** START OF Data for processing **

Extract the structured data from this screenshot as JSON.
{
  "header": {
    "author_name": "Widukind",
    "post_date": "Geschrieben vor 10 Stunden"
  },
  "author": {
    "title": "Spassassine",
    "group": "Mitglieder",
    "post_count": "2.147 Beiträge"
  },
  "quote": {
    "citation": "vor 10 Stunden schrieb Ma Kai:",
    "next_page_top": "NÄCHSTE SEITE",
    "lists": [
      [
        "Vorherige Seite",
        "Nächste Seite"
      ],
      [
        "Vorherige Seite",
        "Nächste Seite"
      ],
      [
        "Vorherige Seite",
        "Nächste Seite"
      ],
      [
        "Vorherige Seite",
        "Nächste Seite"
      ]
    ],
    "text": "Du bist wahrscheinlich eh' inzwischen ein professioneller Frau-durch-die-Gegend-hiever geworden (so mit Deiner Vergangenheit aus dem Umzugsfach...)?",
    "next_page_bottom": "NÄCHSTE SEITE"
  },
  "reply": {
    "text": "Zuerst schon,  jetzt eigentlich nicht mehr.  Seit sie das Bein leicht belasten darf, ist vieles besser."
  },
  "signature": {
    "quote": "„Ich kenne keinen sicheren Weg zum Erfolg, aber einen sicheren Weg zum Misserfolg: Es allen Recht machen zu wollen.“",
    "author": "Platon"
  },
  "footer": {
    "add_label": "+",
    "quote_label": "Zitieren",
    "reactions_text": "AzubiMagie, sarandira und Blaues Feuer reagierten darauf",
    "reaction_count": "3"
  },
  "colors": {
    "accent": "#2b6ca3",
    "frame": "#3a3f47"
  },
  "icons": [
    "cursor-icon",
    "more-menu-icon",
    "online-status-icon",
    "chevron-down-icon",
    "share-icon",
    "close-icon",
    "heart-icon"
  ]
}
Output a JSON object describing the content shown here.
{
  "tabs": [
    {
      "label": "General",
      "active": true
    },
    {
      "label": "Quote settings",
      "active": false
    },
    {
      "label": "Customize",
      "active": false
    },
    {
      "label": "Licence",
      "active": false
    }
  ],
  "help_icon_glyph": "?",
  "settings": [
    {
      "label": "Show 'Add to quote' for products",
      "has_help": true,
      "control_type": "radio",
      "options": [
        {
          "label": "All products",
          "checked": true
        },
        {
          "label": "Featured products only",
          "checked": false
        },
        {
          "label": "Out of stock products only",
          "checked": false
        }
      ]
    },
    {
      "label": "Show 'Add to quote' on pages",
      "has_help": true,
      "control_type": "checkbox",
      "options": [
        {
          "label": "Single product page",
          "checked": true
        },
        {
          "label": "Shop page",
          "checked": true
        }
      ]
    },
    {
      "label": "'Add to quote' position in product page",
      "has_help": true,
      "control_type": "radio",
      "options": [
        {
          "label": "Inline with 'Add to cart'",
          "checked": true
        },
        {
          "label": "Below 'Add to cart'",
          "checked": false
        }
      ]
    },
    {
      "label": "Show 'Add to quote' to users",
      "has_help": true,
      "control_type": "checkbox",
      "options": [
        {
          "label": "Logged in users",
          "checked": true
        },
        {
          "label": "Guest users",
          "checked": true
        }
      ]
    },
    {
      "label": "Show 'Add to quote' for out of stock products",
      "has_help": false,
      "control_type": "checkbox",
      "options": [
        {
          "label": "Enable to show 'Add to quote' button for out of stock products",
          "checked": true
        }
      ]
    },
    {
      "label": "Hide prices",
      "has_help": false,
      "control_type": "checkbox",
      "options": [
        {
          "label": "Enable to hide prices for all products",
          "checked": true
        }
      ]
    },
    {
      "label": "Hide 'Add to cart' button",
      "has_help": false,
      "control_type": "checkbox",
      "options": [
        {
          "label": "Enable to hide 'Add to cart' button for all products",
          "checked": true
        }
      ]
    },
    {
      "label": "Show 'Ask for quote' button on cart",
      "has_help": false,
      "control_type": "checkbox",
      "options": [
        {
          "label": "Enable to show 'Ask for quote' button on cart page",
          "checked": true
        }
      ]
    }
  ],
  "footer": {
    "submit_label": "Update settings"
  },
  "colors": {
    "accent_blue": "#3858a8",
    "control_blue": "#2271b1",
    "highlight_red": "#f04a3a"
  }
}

** END OF Data for processing **

Word for word, restate all of the data shown above.

Extract the structured data from this screenshot as JSON.
{
  "header": {
    "author_name": "Widukind",
    "post_date": "Geschrieben vor 10 Stunden"
  },
  "author": {
    "title": "Spassassine",
    "group": "Mitglieder",
    "post_count": "2.147 Beiträge"
  },
  "quote": {
    "citation": "vor 10 Stunden schrieb Ma Kai:",
    "next_page_top": "NÄCHSTE SEITE",
    "lists": [
      [
        "Vorherige Seite",
        "Nächste Seite"
      ],
      [
        "Vorherige Seite",
        "Nächste Seite"
      ],
      [
        "Vorherige Seite",
        "Nächste Seite"
      ],
      [
        "Vorherige Seite",
        "Nächste Seite"
      ]
    ],
    "text": "Du bist wahrscheinlich eh' inzwischen ein professioneller Frau-durch-die-Gegend-hiever geworden (so mit Deiner Vergangenheit aus dem Umzugsfach...)?",
    "next_page_bottom": "NÄCHSTE SEITE"
  },
  "reply": {
    "text": "Zuerst schon,  jetzt eigentlich nicht mehr.  Seit sie das Bein leicht belasten darf, ist vieles besser."
  },
  "signature": {
    "quote": "„Ich kenne keinen sicheren Weg zum Erfolg, aber einen sicheren Weg zum Misserfolg: Es allen Recht machen zu wollen.“",
    "author": "Platon"
  },
  "footer": {
    "add_label": "+",
    "quote_label": "Zitieren",
    "reactions_text": "AzubiMagie, sarandira und Blaues Feuer reagierten darauf",
    "reaction_count": "3"
  },
  "colors": {
    "accent": "#2b6ca3",
    "frame": "#3a3f47"
  },
  "icons": [
    "cursor-icon",
    "more-menu-icon",
    "online-status-icon",
    "chevron-down-icon",
    "share-icon",
    "close-icon",
    "heart-icon"
  ]
}
Output a JSON object describing the content shown here.
{
  "tabs": [
    {
      "label": "General",
      "active": true
    },
    {
      "label": "Quote settings",
      "active": false
    },
    {
      "label": "Customize",
      "active": false
    },
    {
      "label": "Licence",
      "active": false
    }
  ],
  "help_icon_glyph": "?",
  "settings": [
    {
      "label": "Show 'Add to quote' for products",
      "has_help": true,
      "control_type": "radio",
      "options": [
        {
          "label": "All products",
          "checked": true
        },
        {
          "label": "Featured products only",
          "checked": false
        },
        {
          "label": "Out of stock products only",
          "checked": false
        }
      ]
    },
    {
      "label": "Show 'Add to quote' on pages",
      "has_help": true,
      "control_type": "checkbox",
      "options": [
        {
          "label": "Single product page",
          "checked": true
        },
        {
          "label": "Shop page",
          "checked": true
        }
      ]
    },
    {
      "label": "'Add to quote' position in product page",
      "has_help": true,
      "control_type": "radio",
      "options": [
        {
          "label": "Inline with 'Add to cart'",
          "checked": true
        },
        {
          "label": "Below 'Add to cart'",
          "checked": false
        }
      ]
    },
    {
      "label": "Show 'Add to quote' to users",
      "has_help": true,
      "control_type": "checkbox",
      "options": [
        {
          "label": "Logged in users",
          "checked": true
        },
        {
          "label": "Guest users",
          "checked": true
        }
      ]
    },
    {
      "label": "Show 'Add to quote' for out of stock products",
      "has_help": false,
      "control_type": "checkbox",
      "options": [
        {
          "label": "Enable to show 'Add to quote' button for out of stock products",
          "checked": true
        }
      ]
    },
    {
      "label": "Hide prices",
      "has_help": false,
      "control_type": "checkbox",
      "options": [
        {
          "label": "Enable to hide prices for all products",
          "checked": true
        }
      ]
    },
    {
      "label": "Hide 'Add to cart' button",
      "has_help": false,
      "control_type": "checkbox",
      "options": [
        {
          "label": "Enable to hide 'Add to cart' button for all products",
          "checked": true
        }
      ]
    },
    {
      "label": "Show 'Ask for quote' button on cart",
      "has_help": false,
      "control_type": "checkbox",
      "options": [
        {
          "label": "Enable to show 'Ask for quote' button on cart page",
          "checked": true
        }
      ]
    }
  ],
  "footer": {
    "submit_label": "Update settings"
  },
  "colors": {
    "accent_blue": "#3858a8",
    "control_blue": "#2271b1",
    "highlight_red": "#f04a3a"
  }
}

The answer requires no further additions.